:: DIRECTIONS ::
Transcribe all the records with complete accuracy.
== SUPPLIED MATERIAL
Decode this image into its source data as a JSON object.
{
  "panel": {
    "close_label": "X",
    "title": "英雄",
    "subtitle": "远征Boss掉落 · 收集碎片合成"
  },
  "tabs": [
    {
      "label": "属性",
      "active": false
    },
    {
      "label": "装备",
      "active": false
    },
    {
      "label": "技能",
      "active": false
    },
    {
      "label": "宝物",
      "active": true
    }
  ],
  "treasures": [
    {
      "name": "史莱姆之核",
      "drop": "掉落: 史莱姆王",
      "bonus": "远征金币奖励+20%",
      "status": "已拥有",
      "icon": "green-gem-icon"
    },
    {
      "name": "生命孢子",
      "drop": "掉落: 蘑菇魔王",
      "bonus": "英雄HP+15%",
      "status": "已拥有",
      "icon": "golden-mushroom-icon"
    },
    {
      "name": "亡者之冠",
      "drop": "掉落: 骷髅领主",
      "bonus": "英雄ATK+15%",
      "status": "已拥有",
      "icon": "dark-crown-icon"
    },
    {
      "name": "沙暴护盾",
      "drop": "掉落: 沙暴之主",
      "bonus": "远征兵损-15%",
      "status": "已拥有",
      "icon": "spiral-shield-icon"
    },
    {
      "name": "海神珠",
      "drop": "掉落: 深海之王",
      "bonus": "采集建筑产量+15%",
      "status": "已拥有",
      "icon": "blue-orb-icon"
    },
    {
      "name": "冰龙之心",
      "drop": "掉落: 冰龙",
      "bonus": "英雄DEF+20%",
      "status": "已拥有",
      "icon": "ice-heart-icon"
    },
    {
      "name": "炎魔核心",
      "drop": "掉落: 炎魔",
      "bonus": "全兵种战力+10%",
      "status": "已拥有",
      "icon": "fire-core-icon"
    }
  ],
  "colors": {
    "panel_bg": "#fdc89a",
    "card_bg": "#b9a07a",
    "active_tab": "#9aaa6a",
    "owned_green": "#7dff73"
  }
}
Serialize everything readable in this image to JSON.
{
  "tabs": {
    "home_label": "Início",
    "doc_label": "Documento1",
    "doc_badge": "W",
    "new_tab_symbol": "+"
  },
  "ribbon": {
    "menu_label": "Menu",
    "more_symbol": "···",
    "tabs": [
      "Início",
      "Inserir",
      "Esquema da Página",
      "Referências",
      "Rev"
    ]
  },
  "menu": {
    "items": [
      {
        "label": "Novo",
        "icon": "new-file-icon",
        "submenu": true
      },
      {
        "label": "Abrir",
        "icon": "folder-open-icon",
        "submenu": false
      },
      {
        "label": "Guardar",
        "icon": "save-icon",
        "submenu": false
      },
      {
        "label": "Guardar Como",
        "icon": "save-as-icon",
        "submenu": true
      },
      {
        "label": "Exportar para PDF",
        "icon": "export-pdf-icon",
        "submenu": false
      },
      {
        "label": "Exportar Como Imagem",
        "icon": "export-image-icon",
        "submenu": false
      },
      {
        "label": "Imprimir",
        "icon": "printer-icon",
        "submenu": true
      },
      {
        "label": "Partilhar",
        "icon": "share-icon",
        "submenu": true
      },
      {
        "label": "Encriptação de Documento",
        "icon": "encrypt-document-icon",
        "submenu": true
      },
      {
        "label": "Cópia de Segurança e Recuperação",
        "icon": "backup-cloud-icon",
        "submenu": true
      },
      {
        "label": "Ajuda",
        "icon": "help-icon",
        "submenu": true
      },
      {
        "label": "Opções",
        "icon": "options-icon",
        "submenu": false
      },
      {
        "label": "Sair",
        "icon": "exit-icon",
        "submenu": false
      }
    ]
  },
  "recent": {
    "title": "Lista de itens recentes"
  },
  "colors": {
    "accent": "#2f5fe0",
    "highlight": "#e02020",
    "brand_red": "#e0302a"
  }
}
====
:: RESULT OF THE EXERCISE ::
Decode this image into its source data as a JSON object.
{
  "panel": {
    "close_label": "X",
    "title": "英雄",
    "subtitle": "远征Boss掉落 · 收集碎片合成"
  },
  "tabs": [
    {
      "label": "属性",
      "active": false
    },
    {
      "label": "装备",
      "active": false
    },
    {
      "label": "技能",
      "active": false
    },
    {
      "label": "宝物",
      "active": true
    }
  ],
  "treasures": [
    {
      "name": "史莱姆之核",
      "drop": "掉落: 史莱姆王",
      "bonus": "远征金币奖励+20%",
      "status": "已拥有",
      "icon": "green-gem-icon"
    },
    {
      "name": "生命孢子",
      "drop": "掉落: 蘑菇魔王",
      "bonus": "英雄HP+15%",
      "status": "已拥有",
      "icon": "golden-mushroom-icon"
    },
    {
      "name": "亡者之冠",
      "drop": "掉落: 骷髅领主",
      "bonus": "英雄ATK+15%",
      "status": "已拥有",
      "icon": "dark-crown-icon"
    },
    {
      "name": "沙暴护盾",
      "drop": "掉落: 沙暴之主",
      "bonus": "远征兵损-15%",
      "status": "已拥有",
      "icon": "spiral-shield-icon"
    },
    {
      "name": "海神珠",
      "drop": "掉落: 深海之王",
      "bonus": "采集建筑产量+15%",
      "status": "已拥有",
      "icon": "blue-orb-icon"
    },
    {
      "name": "冰龙之心",
      "drop": "掉落: 冰龙",
      "bonus": "英雄DEF+20%",
      "status": "已拥有",
      "icon": "ice-heart-icon"
    },
    {
      "name": "炎魔核心",
      "drop": "掉落: 炎魔",
      "bonus": "全兵种战力+10%",
      "status": "已拥有",
      "icon": "fire-core-icon"
    }
  ],
  "colors": {
    "panel_bg": "#fdc89a",
    "card_bg": "#b9a07a",
    "active_tab": "#9aaa6a",
    "owned_green": "#7dff73"
  }
}
Serialize everything readable in this image to JSON.
{
  "tabs": {
    "home_label": "Início",
    "doc_label": "Documento1",
    "doc_badge": "W",
    "new_tab_symbol": "+"
  },
  "ribbon": {
    "menu_label": "Menu",
    "more_symbol": "···",
    "tabs": [
      "Início",
      "Inserir",
      "Esquema da Página",
      "Referências",
      "Rev"
    ]
  },
  "menu": {
    "items": [
      {
        "label": "Novo",
        "icon": "new-file-icon",
        "submenu": true
      },
      {
        "label": "Abrir",
        "icon": "folder-open-icon",
        "submenu": false
      },
      {
        "label": "Guardar",
        "icon": "save-icon",
        "submenu": false
      },
      {
        "label": "Guardar Como",
        "icon": "save-as-icon",
        "submenu": true
      },
      {
        "label": "Exportar para PDF",
        "icon": "export-pdf-icon",
        "submenu": false
      },
      {
        "label": "Exportar Como Imagem",
        "icon": "export-image-icon",
        "submenu": false
      },
      {
        "label": "Imprimir",
        "icon": "printer-icon",
        "submenu": true
      },
      {
        "label": "Partilhar",
        "icon": "share-icon",
        "submenu": true
      },
      {
        "label": "Encriptação de Documento",
        "icon": "encrypt-document-icon",
        "submenu": true
      },
      {
        "label": "Cópia de Segurança e Recuperação",
        "icon": "backup-cloud-icon",
        "submenu": true
      },
      {
        "label": "Ajuda",
        "icon": "help-icon",
        "submenu": true
      },
      {
        "label": "Opções",
        "icon": "options-icon",
        "submenu": false
      },
      {
        "label": "Sair",
        "icon": "exit-icon",
        "submenu": false
      }
    ]
  },
  "recent": {
    "title": "Lista de itens recentes"
  },
  "colors": {
    "accent": "#2f5fe0",
    "highlight": "#e02020",
    "brand_red": "#e0302a"
  }
}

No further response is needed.